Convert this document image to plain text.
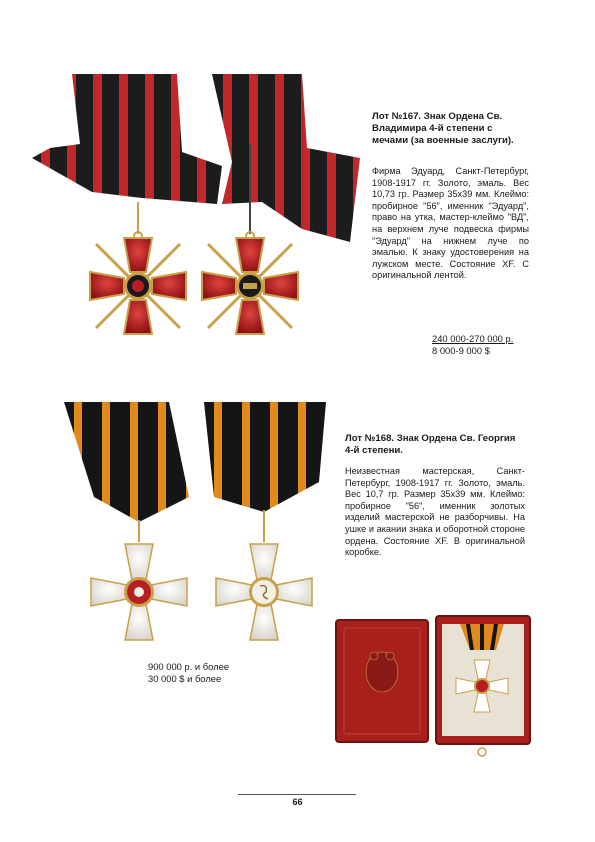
Лот №167. Знак Ордена Св. Владимира 4-й степени с мечами (за военные заслуги).
Фирма Эдуард, Санкт-Петербург, 1908-1917 гг. Золото, эмаль. Вес 10,73 гр. Размер 35х39 мм. Клеймо: пробирное "56", именник "Эдуард", право на утка, мастер-клеймо "ВД", на верхнем луче подвеска фирмы "Эдуард" на нижнем луче по эмалью. К знаку удостоверения на лужском месте. Состояние XF. С оригинальной лентой.
240 000-270 000 р.
8 000-9 000 $
Лот №168. Знак Ордена Св. Георгия 4-й степени.
Неизвестная мастерская, Санкт-Петербург, 1908-1917 гг. Золото, эмаль. Вес 10,7 гр. Размер 35х39 мм. Клеймо: пробирное "56", именник золотых изделий мастерской не разборчивы. На ушке и акании знака и оборотной стороне ордена. Состояние XF. В оригинальной коробке.
900 000 р. и более
30 000 $ и более
66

◇ ◇ ◇ ◇ ◇

Every record above should come back exactly, but without its pictures.

### [Exercise output]
Convert this document image to plain text.
Лот №167. Знак Ордена Св. Владимира 4-й степени с мечами (за военные заслуги).
Фирма Эдуард, Санкт-Петербург, 1908-1917 гг. Золото, эмаль. Вес 10,73 гр. Размер 35х39 мм. Клеймо: пробирное "56", именник "Эдуард", право на утка, мастер-клеймо "ВД", на верхнем луче подвеска фирмы "Эдуард" на нижнем луче по эмалью. К знаку удостоверения на лужском месте. Состояние XF. С оригинальной лентой.
240 000-270 000 р.
8 000-9 000 $
Лот №168. Знак Ордена Св. Георгия 4-й степени.
Неизвестная мастерская, Санкт-Петербург, 1908-1917 гг. Золото, эмаль. Вес 10,7 гр. Размер 35х39 мм. Клеймо: пробирное "56", именник золотых изделий мастерской не разборчивы. На ушке и акании знака и оборотной стороне ордена. Состояние XF. В оригинальной коробке.
900 000 р. и более
30 000 $ и более
66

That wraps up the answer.